**Set exercise:** Retype the listing that follows, exactly as written.
[START]
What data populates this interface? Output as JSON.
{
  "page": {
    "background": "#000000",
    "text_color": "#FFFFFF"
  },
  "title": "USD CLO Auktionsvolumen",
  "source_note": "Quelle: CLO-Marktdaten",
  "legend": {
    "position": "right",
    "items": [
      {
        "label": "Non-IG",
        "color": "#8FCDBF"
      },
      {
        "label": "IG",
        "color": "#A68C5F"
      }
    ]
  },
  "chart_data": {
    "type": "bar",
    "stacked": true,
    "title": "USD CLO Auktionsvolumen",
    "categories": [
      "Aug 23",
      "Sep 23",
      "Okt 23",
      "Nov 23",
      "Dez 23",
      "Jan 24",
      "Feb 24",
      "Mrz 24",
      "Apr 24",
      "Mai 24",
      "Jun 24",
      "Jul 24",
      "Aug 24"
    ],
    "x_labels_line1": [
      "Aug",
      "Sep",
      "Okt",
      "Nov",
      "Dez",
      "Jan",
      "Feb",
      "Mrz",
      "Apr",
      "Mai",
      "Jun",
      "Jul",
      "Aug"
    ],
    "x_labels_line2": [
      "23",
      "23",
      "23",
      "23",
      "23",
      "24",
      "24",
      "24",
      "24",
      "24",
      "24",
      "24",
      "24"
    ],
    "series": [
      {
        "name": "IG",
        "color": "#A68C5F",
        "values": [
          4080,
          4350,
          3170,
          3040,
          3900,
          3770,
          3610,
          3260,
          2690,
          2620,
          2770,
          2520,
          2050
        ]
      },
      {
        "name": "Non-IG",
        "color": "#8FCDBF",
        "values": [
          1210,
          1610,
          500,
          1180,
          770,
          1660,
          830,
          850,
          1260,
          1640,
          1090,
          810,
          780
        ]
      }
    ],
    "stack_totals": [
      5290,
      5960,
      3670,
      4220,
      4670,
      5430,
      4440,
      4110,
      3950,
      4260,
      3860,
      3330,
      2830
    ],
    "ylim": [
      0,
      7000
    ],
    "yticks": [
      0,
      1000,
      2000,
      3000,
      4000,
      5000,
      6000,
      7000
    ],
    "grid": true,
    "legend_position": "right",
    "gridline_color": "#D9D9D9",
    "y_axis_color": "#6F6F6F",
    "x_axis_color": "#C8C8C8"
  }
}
[END]
**Response for this exercise:**
What data populates this interface? Output as JSON.
{
  "page": {
    "background": "#000000",
    "text_color": "#FFFFFF"
  },
  "title": "USD CLO Auktionsvolumen",
  "source_note": "Quelle: CLO-Marktdaten",
  "legend": {
    "position": "right",
    "items": [
      {
        "label": "Non-IG",
        "color": "#8FCDBF"
      },
      {
        "label": "IG",
        "color": "#A68C5F"
      }
    ]
  },
  "chart_data": {
    "type": "bar",
    "stacked": true,
    "title": "USD CLO Auktionsvolumen",
    "categories": [
      "Aug 23",
      "Sep 23",
      "Okt 23",
      "Nov 23",
      "Dez 23",
      "Jan 24",
      "Feb 24",
      "Mrz 24",
      "Apr 24",
      "Mai 24",
      "Jun 24",
      "Jul 24",
      "Aug 24"
    ],
    "x_labels_line1": [
      "Aug",
      "Sep",
      "Okt",
      "Nov",
      "Dez",
      "Jan",
      "Feb",
      "Mrz",
      "Apr",
      "Mai",
      "Jun",
      "Jul",
      "Aug"
    ],
    "x_labels_line2": [
      "23",
      "23",
      "23",
      "23",
      "23",
      "24",
      "24",
      "24",
      "24",
      "24",
      "24",
      "24",
      "24"
    ],
    "series": [
      {
        "name": "IG",
        "color": "#A68C5F",
        "values": [
          4080,
          4350,
          3170,
          3040,
          3900,
          3770,
          3610,
          3260,
          2690,
          2620,
          2770,
          2520,
          2050
        ]
      },
      {
        "name": "Non-IG",
        "color": "#8FCDBF",
        "values": [
          1210,
          1610,
          500,
          1180,
          770,
          1660,
          830,
          850,
          1260,
          1640,
          1090,
          810,
          780
        ]
      }
    ],
    "stack_totals": [
      5290,
      5960,
      3670,
      4220,
      4670,
      5430,
      4440,
      4110,
      3950,
      4260,
      3860,
      3330,
      2830
    ],
    "ylim": [
      0,
      7000
    ],
    "yticks": [
      0,
      1000,
      2000,
      3000,
      4000,
      5000,
      6000,
      7000
    ],
    "grid": true,
    "legend_position": "right",
    "gridline_color": "#D9D9D9",
    "y_axis_color": "#6F6F6F",
    "x_axis_color": "#C8C8C8"
  }
}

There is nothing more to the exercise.